### [Goal]
Check every line below for the word "title" and show those that hold it.

[Rows from a figure dataset]
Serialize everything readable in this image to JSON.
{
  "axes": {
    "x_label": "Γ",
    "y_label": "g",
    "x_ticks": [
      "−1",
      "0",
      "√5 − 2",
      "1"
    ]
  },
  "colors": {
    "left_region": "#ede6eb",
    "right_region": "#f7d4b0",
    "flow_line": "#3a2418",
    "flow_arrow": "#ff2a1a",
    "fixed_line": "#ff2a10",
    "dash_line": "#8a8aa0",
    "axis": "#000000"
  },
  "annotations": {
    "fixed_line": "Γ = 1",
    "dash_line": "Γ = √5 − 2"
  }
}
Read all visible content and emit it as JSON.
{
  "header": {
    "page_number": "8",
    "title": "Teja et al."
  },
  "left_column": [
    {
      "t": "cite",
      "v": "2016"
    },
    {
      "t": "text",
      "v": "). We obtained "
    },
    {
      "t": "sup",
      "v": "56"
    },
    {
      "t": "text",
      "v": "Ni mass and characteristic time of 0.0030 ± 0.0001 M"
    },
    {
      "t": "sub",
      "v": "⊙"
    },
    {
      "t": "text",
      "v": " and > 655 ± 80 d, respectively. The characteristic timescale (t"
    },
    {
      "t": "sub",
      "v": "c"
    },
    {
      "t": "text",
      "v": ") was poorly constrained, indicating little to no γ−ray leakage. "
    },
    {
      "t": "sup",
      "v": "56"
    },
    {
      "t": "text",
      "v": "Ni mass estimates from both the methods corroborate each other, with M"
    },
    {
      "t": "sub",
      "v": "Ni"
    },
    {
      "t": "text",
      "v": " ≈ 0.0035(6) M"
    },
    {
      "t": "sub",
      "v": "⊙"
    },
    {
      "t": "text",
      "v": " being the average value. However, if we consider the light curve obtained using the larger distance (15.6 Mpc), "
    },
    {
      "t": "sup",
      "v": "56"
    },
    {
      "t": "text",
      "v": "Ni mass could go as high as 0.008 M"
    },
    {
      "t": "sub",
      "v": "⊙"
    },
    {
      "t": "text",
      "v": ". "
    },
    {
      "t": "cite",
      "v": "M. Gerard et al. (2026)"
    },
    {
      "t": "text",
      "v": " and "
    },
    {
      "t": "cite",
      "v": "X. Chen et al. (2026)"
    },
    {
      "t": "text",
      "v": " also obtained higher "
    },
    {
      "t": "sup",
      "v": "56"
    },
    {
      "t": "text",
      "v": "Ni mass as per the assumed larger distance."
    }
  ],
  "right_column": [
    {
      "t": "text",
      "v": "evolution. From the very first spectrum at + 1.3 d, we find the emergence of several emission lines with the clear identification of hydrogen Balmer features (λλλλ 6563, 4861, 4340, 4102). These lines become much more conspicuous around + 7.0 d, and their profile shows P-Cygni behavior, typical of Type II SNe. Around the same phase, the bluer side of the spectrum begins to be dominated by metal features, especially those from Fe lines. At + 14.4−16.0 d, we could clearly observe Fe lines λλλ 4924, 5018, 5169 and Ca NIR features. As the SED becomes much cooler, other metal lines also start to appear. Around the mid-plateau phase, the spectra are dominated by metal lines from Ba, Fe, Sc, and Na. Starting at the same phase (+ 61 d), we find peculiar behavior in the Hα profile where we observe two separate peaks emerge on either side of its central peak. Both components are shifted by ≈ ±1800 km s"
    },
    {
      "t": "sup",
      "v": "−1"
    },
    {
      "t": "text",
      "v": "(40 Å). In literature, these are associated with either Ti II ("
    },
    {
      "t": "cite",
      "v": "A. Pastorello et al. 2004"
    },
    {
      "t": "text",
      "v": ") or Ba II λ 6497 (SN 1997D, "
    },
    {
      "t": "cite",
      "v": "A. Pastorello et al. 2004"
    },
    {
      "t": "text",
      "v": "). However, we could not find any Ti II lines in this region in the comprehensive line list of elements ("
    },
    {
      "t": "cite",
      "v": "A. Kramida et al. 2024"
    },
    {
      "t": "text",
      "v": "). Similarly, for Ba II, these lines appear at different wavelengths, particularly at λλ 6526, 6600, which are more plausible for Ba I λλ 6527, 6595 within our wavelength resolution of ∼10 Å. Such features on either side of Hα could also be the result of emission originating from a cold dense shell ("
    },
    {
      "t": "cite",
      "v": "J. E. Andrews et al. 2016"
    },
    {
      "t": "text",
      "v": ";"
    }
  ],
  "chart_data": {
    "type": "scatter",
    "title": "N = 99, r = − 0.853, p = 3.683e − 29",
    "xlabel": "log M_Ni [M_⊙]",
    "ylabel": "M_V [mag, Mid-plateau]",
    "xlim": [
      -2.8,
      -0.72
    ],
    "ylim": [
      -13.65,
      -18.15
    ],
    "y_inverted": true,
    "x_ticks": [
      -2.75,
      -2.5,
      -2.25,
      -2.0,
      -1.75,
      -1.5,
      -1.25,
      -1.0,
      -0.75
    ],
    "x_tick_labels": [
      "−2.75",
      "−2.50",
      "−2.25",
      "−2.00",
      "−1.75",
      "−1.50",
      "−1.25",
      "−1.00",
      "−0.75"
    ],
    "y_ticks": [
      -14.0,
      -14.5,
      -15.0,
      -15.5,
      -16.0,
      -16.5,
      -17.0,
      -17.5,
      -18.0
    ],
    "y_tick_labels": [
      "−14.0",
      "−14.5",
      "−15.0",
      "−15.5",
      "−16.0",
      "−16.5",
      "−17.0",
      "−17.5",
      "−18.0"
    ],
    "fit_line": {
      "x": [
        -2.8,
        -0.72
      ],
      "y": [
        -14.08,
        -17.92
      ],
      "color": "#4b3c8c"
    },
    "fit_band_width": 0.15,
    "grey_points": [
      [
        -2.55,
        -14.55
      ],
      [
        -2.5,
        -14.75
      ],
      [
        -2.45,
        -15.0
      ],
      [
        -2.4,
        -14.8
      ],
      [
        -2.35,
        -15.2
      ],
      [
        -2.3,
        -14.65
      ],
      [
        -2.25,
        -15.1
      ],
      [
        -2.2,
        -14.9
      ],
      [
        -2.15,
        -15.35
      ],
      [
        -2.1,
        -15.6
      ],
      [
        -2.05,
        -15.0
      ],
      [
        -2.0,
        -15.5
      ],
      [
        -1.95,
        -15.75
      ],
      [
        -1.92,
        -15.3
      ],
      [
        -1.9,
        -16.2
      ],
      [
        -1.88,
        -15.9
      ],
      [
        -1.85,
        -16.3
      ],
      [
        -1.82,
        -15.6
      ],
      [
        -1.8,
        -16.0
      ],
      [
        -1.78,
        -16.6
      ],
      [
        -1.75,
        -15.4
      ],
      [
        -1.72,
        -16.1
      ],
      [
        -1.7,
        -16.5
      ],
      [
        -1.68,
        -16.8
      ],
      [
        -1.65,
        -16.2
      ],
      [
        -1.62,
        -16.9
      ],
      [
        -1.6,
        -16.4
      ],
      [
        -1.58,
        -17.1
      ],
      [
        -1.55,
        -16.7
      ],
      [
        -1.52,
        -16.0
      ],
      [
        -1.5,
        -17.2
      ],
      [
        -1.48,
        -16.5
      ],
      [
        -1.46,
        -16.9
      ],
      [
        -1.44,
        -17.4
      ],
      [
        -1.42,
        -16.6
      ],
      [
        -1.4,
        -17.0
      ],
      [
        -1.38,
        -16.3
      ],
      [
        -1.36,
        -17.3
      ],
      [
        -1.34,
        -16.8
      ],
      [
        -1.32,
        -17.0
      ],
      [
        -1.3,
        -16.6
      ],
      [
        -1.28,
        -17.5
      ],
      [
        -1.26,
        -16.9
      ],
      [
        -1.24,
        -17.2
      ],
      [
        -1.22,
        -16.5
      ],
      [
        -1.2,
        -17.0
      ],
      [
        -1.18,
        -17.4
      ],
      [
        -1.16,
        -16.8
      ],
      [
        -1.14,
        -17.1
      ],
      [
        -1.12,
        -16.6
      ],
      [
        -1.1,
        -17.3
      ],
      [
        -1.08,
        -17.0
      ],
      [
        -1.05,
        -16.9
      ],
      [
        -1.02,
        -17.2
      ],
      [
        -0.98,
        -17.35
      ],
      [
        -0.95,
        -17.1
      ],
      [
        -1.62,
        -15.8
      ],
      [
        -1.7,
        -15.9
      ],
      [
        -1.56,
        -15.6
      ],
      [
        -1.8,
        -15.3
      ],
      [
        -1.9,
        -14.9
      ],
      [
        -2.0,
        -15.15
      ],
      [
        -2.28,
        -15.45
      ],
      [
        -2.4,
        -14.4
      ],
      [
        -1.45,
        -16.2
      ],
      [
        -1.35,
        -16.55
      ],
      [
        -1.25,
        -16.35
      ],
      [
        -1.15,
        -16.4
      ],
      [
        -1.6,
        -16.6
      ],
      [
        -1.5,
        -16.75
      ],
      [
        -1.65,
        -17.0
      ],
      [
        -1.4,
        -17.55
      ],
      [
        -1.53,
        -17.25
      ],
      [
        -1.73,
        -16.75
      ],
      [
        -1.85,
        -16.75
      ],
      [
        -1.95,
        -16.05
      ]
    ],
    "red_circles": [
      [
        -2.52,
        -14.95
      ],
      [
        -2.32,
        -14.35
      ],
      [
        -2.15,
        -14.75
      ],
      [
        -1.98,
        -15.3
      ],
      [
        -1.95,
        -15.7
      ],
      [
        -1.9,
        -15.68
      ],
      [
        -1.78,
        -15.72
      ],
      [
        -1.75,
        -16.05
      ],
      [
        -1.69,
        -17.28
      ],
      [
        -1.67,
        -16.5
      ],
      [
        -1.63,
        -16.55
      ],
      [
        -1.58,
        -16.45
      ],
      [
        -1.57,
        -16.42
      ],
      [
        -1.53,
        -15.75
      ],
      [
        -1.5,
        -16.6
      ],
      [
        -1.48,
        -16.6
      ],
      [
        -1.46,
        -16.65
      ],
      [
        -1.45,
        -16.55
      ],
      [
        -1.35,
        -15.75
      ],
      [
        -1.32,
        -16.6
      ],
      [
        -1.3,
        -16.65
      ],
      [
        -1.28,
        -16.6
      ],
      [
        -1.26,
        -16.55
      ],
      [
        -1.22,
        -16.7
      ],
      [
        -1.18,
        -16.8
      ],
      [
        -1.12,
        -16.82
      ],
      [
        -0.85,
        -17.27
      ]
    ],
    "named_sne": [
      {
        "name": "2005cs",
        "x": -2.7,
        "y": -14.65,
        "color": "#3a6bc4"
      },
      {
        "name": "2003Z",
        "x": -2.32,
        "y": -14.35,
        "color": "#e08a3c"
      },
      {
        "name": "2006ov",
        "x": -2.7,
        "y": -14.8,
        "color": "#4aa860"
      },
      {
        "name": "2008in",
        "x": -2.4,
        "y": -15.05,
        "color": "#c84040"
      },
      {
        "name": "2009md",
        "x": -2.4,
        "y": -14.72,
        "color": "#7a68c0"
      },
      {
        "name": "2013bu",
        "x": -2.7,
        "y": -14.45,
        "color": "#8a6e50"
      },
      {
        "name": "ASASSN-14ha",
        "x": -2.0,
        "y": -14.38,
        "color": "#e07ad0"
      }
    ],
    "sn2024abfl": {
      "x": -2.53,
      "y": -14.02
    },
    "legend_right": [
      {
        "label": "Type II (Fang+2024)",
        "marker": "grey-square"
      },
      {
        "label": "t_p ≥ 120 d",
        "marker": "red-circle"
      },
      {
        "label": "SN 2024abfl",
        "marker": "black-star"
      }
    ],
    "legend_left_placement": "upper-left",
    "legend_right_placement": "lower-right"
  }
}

### [The answer]
    "title": "Teja et al."
    "title": "N = 99, r = − 0.853, p = 3.683e − 29",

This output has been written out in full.